:: The data ::
====================

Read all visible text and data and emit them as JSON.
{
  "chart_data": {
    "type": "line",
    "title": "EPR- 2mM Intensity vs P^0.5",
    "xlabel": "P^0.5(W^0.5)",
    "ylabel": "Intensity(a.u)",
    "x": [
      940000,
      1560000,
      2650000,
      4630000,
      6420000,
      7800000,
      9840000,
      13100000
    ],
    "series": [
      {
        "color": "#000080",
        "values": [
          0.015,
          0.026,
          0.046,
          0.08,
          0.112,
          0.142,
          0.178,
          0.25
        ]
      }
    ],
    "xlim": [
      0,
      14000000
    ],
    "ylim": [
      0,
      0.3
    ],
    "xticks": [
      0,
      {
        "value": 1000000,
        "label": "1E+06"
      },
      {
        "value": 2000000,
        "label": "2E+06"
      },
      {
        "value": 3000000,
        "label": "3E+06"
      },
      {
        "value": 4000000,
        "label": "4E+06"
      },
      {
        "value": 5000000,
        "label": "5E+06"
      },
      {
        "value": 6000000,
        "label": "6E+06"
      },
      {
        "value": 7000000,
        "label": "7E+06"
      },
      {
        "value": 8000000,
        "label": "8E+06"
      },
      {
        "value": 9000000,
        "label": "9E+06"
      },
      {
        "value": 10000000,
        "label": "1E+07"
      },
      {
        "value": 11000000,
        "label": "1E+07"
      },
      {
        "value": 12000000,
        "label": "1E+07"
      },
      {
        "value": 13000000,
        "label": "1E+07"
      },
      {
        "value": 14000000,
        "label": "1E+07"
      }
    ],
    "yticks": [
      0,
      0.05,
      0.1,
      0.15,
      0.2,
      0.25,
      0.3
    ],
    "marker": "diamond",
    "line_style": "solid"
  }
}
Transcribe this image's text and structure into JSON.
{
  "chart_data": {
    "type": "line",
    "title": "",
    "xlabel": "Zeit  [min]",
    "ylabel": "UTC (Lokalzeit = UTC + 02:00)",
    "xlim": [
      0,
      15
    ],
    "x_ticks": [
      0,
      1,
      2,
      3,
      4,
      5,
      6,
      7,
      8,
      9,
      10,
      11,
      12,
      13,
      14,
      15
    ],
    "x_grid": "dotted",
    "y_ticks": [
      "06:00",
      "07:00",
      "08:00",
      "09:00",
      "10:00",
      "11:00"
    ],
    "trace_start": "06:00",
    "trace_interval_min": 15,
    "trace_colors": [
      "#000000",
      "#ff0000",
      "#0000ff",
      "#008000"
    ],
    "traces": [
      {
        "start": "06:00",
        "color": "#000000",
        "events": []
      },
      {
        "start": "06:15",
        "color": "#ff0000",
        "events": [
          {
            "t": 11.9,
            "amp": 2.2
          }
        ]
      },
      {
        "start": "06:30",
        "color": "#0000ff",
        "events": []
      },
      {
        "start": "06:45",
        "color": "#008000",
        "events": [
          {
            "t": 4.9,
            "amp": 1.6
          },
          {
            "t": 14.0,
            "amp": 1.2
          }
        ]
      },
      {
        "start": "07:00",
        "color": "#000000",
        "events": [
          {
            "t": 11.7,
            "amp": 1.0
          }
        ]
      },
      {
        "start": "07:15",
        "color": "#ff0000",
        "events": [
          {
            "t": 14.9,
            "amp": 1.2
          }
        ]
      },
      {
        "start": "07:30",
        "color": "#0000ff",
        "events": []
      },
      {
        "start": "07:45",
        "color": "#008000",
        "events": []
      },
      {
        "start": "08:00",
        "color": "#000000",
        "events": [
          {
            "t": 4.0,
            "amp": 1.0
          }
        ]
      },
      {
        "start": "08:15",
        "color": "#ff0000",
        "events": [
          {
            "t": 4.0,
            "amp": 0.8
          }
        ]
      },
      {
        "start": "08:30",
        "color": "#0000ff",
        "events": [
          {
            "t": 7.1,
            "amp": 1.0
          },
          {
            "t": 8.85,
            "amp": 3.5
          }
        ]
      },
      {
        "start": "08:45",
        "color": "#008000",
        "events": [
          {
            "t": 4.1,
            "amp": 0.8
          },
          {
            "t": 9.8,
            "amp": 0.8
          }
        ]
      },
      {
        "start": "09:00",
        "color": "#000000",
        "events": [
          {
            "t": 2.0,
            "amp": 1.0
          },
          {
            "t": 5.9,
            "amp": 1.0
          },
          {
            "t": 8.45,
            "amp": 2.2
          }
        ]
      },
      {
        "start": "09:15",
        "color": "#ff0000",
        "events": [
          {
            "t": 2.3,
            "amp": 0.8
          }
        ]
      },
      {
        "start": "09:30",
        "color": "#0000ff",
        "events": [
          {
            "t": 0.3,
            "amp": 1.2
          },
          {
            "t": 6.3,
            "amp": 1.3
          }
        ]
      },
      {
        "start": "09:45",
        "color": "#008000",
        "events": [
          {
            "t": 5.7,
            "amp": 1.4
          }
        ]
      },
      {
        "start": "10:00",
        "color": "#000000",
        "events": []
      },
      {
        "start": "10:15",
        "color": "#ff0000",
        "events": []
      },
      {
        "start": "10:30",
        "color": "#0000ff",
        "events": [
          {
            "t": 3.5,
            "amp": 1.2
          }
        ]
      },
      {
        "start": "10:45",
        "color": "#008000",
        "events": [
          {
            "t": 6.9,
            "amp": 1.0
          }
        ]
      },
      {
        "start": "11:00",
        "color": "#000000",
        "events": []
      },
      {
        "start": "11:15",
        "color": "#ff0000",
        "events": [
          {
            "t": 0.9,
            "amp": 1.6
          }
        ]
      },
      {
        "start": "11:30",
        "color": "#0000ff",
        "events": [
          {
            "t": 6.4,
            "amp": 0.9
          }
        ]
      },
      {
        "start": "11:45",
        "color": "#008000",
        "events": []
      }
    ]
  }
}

====================

:: Exercise details ::
Copy all of the data exactly.

:: Task answer ::
Read all visible text and data and emit them as JSON.
{
  "chart_data": {
    "type": "line",
    "title": "EPR- 2mM Intensity vs P^0.5",
    "xlabel": "P^0.5(W^0.5)",
    "ylabel": "Intensity(a.u)",
    "x": [
      940000,
      1560000,
      2650000,
      4630000,
      6420000,
      7800000,
      9840000,
      13100000
    ],
    "series": [
      {
        "color": "#000080",
        "values": [
          0.015,
          0.026,
          0.046,
          0.08,
          0.112,
          0.142,
          0.178,
          0.25
        ]
      }
    ],
    "xlim": [
      0,
      14000000
    ],
    "ylim": [
      0,
      0.3
    ],
    "xticks": [
      0,
      {
        "value": 1000000,
        "label": "1E+06"
      },
      {
        "value": 2000000,
        "label": "2E+06"
      },
      {
        "value": 3000000,
        "label": "3E+06"
      },
      {
        "value": 4000000,
        "label": "4E+06"
      },
      {
        "value": 5000000,
        "label": "5E+06"
      },
      {
        "value": 6000000,
        "label": "6E+06"
      },
      {
        "value": 7000000,
        "label": "7E+06"
      },
      {
        "value": 8000000,
        "label": "8E+06"
      },
      {
        "value": 9000000,
        "label": "9E+06"
      },
      {
        "value": 10000000,
        "label": "1E+07"
      },
      {
        "value": 11000000,
        "label": "1E+07"
      },
      {
        "value": 12000000,
        "label": "1E+07"
      },
      {
        "value": 13000000,
        "label": "1E+07"
      },
      {
        "value": 14000000,
        "label": "1E+07"
      }
    ],
    "yticks": [
      0,
      0.05,
      0.1,
      0.15,
      0.2,
      0.25,
      0.3
    ],
    "marker": "diamond",
    "line_style": "solid"
  }
}
Transcribe this image's text and structure into JSON.
{
  "chart_data": {
    "type": "line",
    "title": "",
    "xlabel": "Zeit  [min]",
    "ylabel": "UTC (Lokalzeit = UTC + 02:00)",
    "xlim": [
      0,
      15
    ],
    "x_ticks": [
      0,
      1,
      2,
      3,
      4,
      5,
      6,
      7,
      8,
      9,
      10,
      11,
      12,
      13,
      14,
      15
    ],
    "x_grid": "dotted",
    "y_ticks": [
      "06:00",
      "07:00",
      "08:00",
      "09:00",
      "10:00",
      "11:00"
    ],
    "trace_start": "06:00",
    "trace_interval_min": 15,
    "trace_colors": [
      "#000000",
      "#ff0000",
      "#0000ff",
      "#008000"
    ],
    "traces": [
      {
        "start": "06:00",
        "color": "#000000",
        "events": []
      },
      {
        "start": "06:15",
        "color": "#ff0000",
        "events": [
          {
            "t": 11.9,
            "amp": 2.2
          }
        ]
      },
      {
        "start": "06:30",
        "color": "#0000ff",
        "events": []
      },
      {
        "start": "06:45",
        "color": "#008000",
        "events": [
          {
            "t": 4.9,
            "amp": 1.6
          },
          {
            "t": 14.0,
            "amp": 1.2
          }
        ]
      },
      {
        "start": "07:00",
        "color": "#000000",
        "events": [
          {
            "t": 11.7,
            "amp": 1.0
          }
        ]
      },
      {
        "start": "07:15",
        "color": "#ff0000",
        "events": [
          {
            "t": 14.9,
            "amp": 1.2
          }
        ]
      },
      {
        "start": "07:30",
        "color": "#0000ff",
        "events": []
      },
      {
        "start": "07:45",
        "color": "#008000",
        "events": []
      },
      {
        "start": "08:00",
        "color": "#000000",
        "events": [
          {
            "t": 4.0,
            "amp": 1.0
          }
        ]
      },
      {
        "start": "08:15",
        "color": "#ff0000",
        "events": [
          {
            "t": 4.0,
            "amp": 0.8
          }
        ]
      },
      {
        "start": "08:30",
        "color": "#0000ff",
        "events": [
          {
            "t": 7.1,
            "amp": 1.0
          },
          {
            "t": 8.85,
            "amp": 3.5
          }
        ]
      },
      {
        "start": "08:45",
        "color": "#008000",
        "events": [
          {
            "t": 4.1,
            "amp": 0.8
          },
          {
            "t": 9.8,
            "amp": 0.8
          }
        ]
      },
      {
        "start": "09:00",
        "color": "#000000",
        "events": [
          {
            "t": 2.0,
            "amp": 1.0
          },
          {
            "t": 5.9,
            "amp": 1.0
          },
          {
            "t": 8.45,
            "amp": 2.2
          }
        ]
      },
      {
        "start": "09:15",
        "color": "#ff0000",
        "events": [
          {
            "t": 2.3,
            "amp": 0.8
          }
        ]
      },
      {
        "start": "09:30",
        "color": "#0000ff",
        "events": [
          {
            "t": 0.3,
            "amp": 1.2
          },
          {
            "t": 6.3,
            "amp": 1.3
          }
        ]
      },
      {
        "start": "09:45",
        "color": "#008000",
        "events": [
          {
            "t": 5.7,
            "amp": 1.4
          }
        ]
      },
      {
        "start": "10:00",
        "color": "#000000",
        "events": []
      },
      {
        "start": "10:15",
        "color": "#ff0000",
        "events": []
      },
      {
        "start": "10:30",
        "color": "#0000ff",
        "events": [
          {
            "t": 3.5,
            "amp": 1.2
          }
        ]
      },
      {
        "start": "10:45",
        "color": "#008000",
        "events": [
          {
            "t": 6.9,
            "amp": 1.0
          }
        ]
      },
      {
        "start": "11:00",
        "color": "#000000",
        "events": []
      },
      {
        "start": "11:15",
        "color": "#ff0000",
        "events": [
          {
            "t": 0.9,
            "amp": 1.6
          }
        ]
      },
      {
        "start": "11:30",
        "color": "#0000ff",
        "events": [
          {
            "t": 6.4,
            "amp": 0.9
          }
        ]
      },
      {
        "start": "11:45",
        "color": "#008000",
        "events": []
      }
    ]
  }
}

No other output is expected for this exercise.